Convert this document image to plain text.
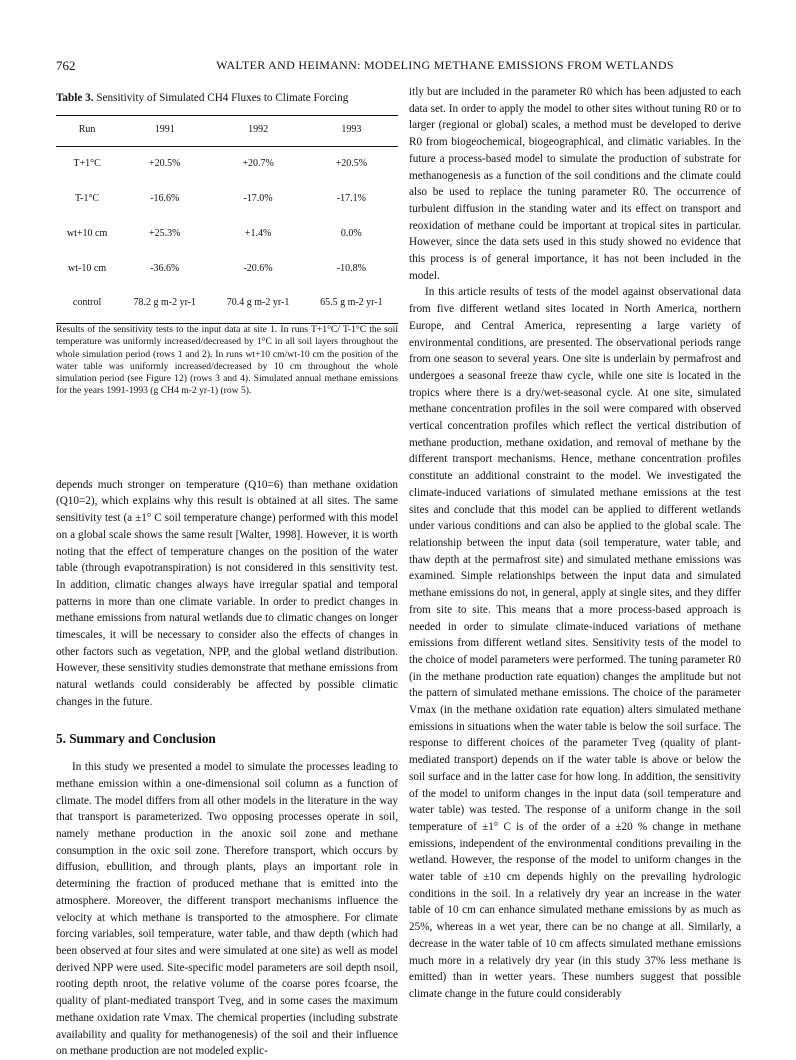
762	WALTER AND HEIMANN: MODELING METHANE EMISSIONS FROM WETLANDS
Table 3. Sensitivity of Simulated CH4 Fluxes to Climate Forcing
Run	1991	1992	1993
T+1°C	+20.5%	+20.7%	+20.5%
T-1°C	-16.6%	-17.0%	-17.1%
wt+10 cm	+25.3%	+1.4%	0.0%
wt-10 cm	-36.6%	-20.6%	-10.8%
control	78.2 g m-2 yr-1	70.4 g m-2 yr-1	65.5 g m-2 yr-1

Results of the sensitivity tests to the input data at site 1. In runs T+1°C/ T-1°C the soil temperature was uniformly increased/decreased by 1°C in all soil layers throughout the whole simulation period (rows 1 and 2). In runs wt+10 cm/wt-10 cm the position of the water table was uniformly increased/decreased by 10 cm throughout the whole simulation period (see Figure 12) (rows 3 and 4). Simulated annual methane emissions for the years 1991-1993 (g CH4 m-2 yr-1) (row 5).

depends much stronger on temperature (Q10=6) than methane oxidation (Q10=2), which explains why this result is obtained at all sites. The same sensitivity test (a ±1° C soil temperature change) performed with this model on a global scale shows the same result [Walter, 1998]. However, it is worth noting that the effect of temperature changes on the position of the water table (through evapotranspiration) is not considered in this sensitivity test. In addition, climatic changes always have irregular spatial and temporal patterns in more than one climate variable. In order to predict changes in methane emissions from natural wetlands due to climatic changes on longer timescales, it will be necessary to consider also the effects of changes in other factors such as vegetation, NPP, and the global wetland distribution. However, these sensitivity studies demonstrate that methane emissions from natural wetlands could considerably be affected by possible climatic changes in the future.

5. Summary and Conclusion

In this study we presented a model to simulate the processes leading to methane emission within a one-dimensional soil column as a function of climate. The model differs from all other models in the literature in the way that transport is parameterized. Two opposing processes operate in soil, namely methane production in the anoxic soil zone and methane consumption in the oxic soil zone. Therefore transport, which occurs by diffusion, ebullition, and through plants, plays an important role in determining the fraction of produced methane that is emitted into the atmosphere. Moreover, the different transport mechanisms influence the velocity at which methane is transported to the atmosphere. For climate forcing variables, soil temperature, water table, and thaw depth (which had been observed at four sites and were simulated at one site) as well as model derived NPP were used. Site-specific model parameters are soil depth nsoil, rooting depth nroot, the relative volume of the coarse pores fcoarse, the quality of plant-mediated transport Tveg, and in some cases the maximum methane oxidation rate Vmax. The chemical properties (including substrate availability and quality for methanogenesis) of the soil and their influence on methane production are not modeled explic-

itly but are included in the parameter R0 which has been adjusted to each data set. In order to apply the model to other sites without tuning R0 or to larger (regional or global) scales, a method must be developed to derive R0 from biogeochemical, biogeographical, and climatic variables. In the future a process-based model to simulate the production of substrate for methanogenesis as a function of the soil conditions and the climate could also be used to replace the tuning parameter R0. The occurrence of turbulent diffusion in the standing water and its effect on transport and reoxidation of methane could be important at tropical sites in particular. However, since the data sets used in this study showed no evidence that this process is of general importance, it has not been included in the model.

In this article results of tests of the model against observational data from five different wetland sites located in North America, northern Europe, and Central America, representing a large variety of environmental conditions, are presented. The observational periods range from one season to several years. One site is underlain by permafrost and undergoes a seasonal freeze thaw cycle, while one site is located in the tropics where there is a dry/wet-seasonal cycle. At one site, simulated methane concentration profiles in the soil were compared with observed vertical concentration profiles which reflect the vertical distribution of methane production, methane oxidation, and removal of methane by the different transport mechanisms. Hence, methane concentration profiles constitute an additional constraint to the model. We investigated the climate-induced variations of simulated methane emissions at the test sites and conclude that this model can be applied to different wetlands under various conditions and can also be applied to the global scale. The relationship between the input data (soil temperature, water table, and thaw depth at the permafrost site) and simulated methane emissions was examined. Simple relationships between the input data and simulated methane emissions do not, in general, apply at single sites, and they differ from site to site. This means that a more process-based approach is needed in order to simulate climate-induced variations of methane emissions from different wetland sites. Sensitivity tests of the model to the choice of model parameters were performed. The tuning parameter R0 (in the methane production rate equation) changes the amplitude but not the pattern of simulated methane emissions. The choice of the parameter Vmax (in the methane oxidation rate equation) alters simulated methane emissions in situations when the water table is below the soil surface. The response to different choices of the parameter Tveg (quality of plant-mediated transport) depends on if the water table is above or below the soil surface and in the latter case for how long. In addition, the sensitivity of the model to uniform changes in the input data (soil temperature and water table) was tested. The response of a uniform change in the soil temperature of ±1° C is of the order of a ±20 % change in methane emissions, independent of the environmental conditions prevailing in the wetland. However, the response of the model to uniform changes in the water table of ±10 cm depends highly on the prevailing hydrologic conditions in the soil. In a relatively dry year an increase in the water table of 10 cm can enhance simulated methane emissions by as much as 25%, whereas in a wet year, there can be no change at all. Similarly, a decrease in the water table of 10 cm affects simulated methane emissions much more in a relatively dry year (in this study 37% less methane is emitted) than in wetter years. These numbers suggest that possible climate change in the future could considerably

### WORK INSTRUCTION
Produce the entries above once more, exactly as given, with each picture left out.

### REPLY TO THE EXERCISE
Convert this document image to plain text.
762	WALTER AND HEIMANN: MODELING METHANE EMISSIONS FROM WETLANDS
Table 3. Sensitivity of Simulated CH4 Fluxes to Climate Forcing
Run	1991	1992	1993
T+1°C	+20.5%	+20.7%	+20.5%
T-1°C	-16.6%	-17.0%	-17.1%
wt+10 cm	+25.3%	+1.4%	0.0%
wt-10 cm	-36.6%	-20.6%	-10.8%
control	78.2 g m-2 yr-1	70.4 g m-2 yr-1	65.5 g m-2 yr-1

Results of the sensitivity tests to the input data at site 1. In runs T+1°C/ T-1°C the soil temperature was uniformly increased/decreased by 1°C in all soil layers throughout the whole simulation period (rows 1 and 2). In runs wt+10 cm/wt-10 cm the position of the water table was uniformly increased/decreased by 10 cm throughout the whole simulation period (see Figure 12) (rows 3 and 4). Simulated annual methane emissions for the years 1991-1993 (g CH4 m-2 yr-1) (row 5).

depends much stronger on temperature (Q10=6) than methane oxidation (Q10=2), which explains why this result is obtained at all sites. The same sensitivity test (a ±1° C soil temperature change) performed with this model on a global scale shows the same result [Walter, 1998]. However, it is worth noting that the effect of temperature changes on the position of the water table (through evapotranspiration) is not considered in this sensitivity test. In addition, climatic changes always have irregular spatial and temporal patterns in more than one climate variable. In order to predict changes in methane emissions from natural wetlands due to climatic changes on longer timescales, it will be necessary to consider also the effects of changes in other factors such as vegetation, NPP, and the global wetland distribution. However, these sensitivity studies demonstrate that methane emissions from natural wetlands could considerably be affected by possible climatic changes in the future.

5. Summary and Conclusion

In this study we presented a model to simulate the processes leading to methane emission within a one-dimensional soil column as a function of climate. The model differs from all other models in the literature in the way that transport is parameterized. Two opposing processes operate in soil, namely methane production in the anoxic soil zone and methane consumption in the oxic soil zone. Therefore transport, which occurs by diffusion, ebullition, and through plants, plays an important role in determining the fraction of produced methane that is emitted into the atmosphere. Moreover, the different transport mechanisms influence the velocity at which methane is transported to the atmosphere. For climate forcing variables, soil temperature, water table, and thaw depth (which had been observed at four sites and were simulated at one site) as well as model derived NPP were used. Site-specific model parameters are soil depth nsoil, rooting depth nroot, the relative volume of the coarse pores fcoarse, the quality of plant-mediated transport Tveg, and in some cases the maximum methane oxidation rate Vmax. The chemical properties (including substrate availability and quality for methanogenesis) of the soil and their influence on methane production are not modeled explic-

itly but are included in the parameter R0 which has been adjusted to each data set. In order to apply the model to other sites without tuning R0 or to larger (regional or global) scales, a method must be developed to derive R0 from biogeochemical, biogeographical, and climatic variables. In the future a process-based model to simulate the production of substrate for methanogenesis as a function of the soil conditions and the climate could also be used to replace the tuning parameter R0. The occurrence of turbulent diffusion in the standing water and its effect on transport and reoxidation of methane could be important at tropical sites in particular. However, since the data sets used in this study showed no evidence that this process is of general importance, it has not been included in the model.

In this article results of tests of the model against observational data from five different wetland sites located in North America, northern Europe, and Central America, representing a large variety of environmental conditions, are presented. The observational periods range from one season to several years. One site is underlain by permafrost and undergoes a seasonal freeze thaw cycle, while one site is located in the tropics where there is a dry/wet-seasonal cycle. At one site, simulated methane concentration profiles in the soil were compared with observed vertical concentration profiles which reflect the vertical distribution of methane production, methane oxidation, and removal of methane by the different transport mechanisms. Hence, methane concentration profiles constitute an additional constraint to the model. We investigated the climate-induced variations of simulated methane emissions at the test sites and conclude that this model can be applied to different wetlands under various conditions and can also be applied to the global scale. The relationship between the input data (soil temperature, water table, and thaw depth at the permafrost site) and simulated methane emissions was examined. Simple relationships between the input data and simulated methane emissions do not, in general, apply at single sites, and they differ from site to site. This means that a more process-based approach is needed in order to simulate climate-induced variations of methane emissions from different wetland sites. Sensitivity tests of the model to the choice of model parameters were performed. The tuning parameter R0 (in the methane production rate equation) changes the amplitude but not the pattern of simulated methane emissions. The choice of the parameter Vmax (in the methane oxidation rate equation) alters simulated methane emissions in situations when the water table is below the soil surface. The response to different choices of the parameter Tveg (quality of plant-mediated transport) depends on if the water table is above or below the soil surface and in the latter case for how long. In addition, the sensitivity of the model to uniform changes in the input data (soil temperature and water table) was tested. The response of a uniform change in the soil temperature of ±1° C is of the order of a ±20 % change in methane emissions, independent of the environmental conditions prevailing in the wetland. However, the response of the model to uniform changes in the water table of ±10 cm depends highly on the prevailing hydrologic conditions in the soil. In a relatively dry year an increase in the water table of 10 cm can enhance simulated methane emissions by as much as 25%, whereas in a wet year, there can be no change at all. Similarly, a decrease in the water table of 10 cm affects simulated methane emissions much more in a relatively dry year (in this study 37% less methane is emitted) than in wetter years. These numbers suggest that possible climate change in the future could considerably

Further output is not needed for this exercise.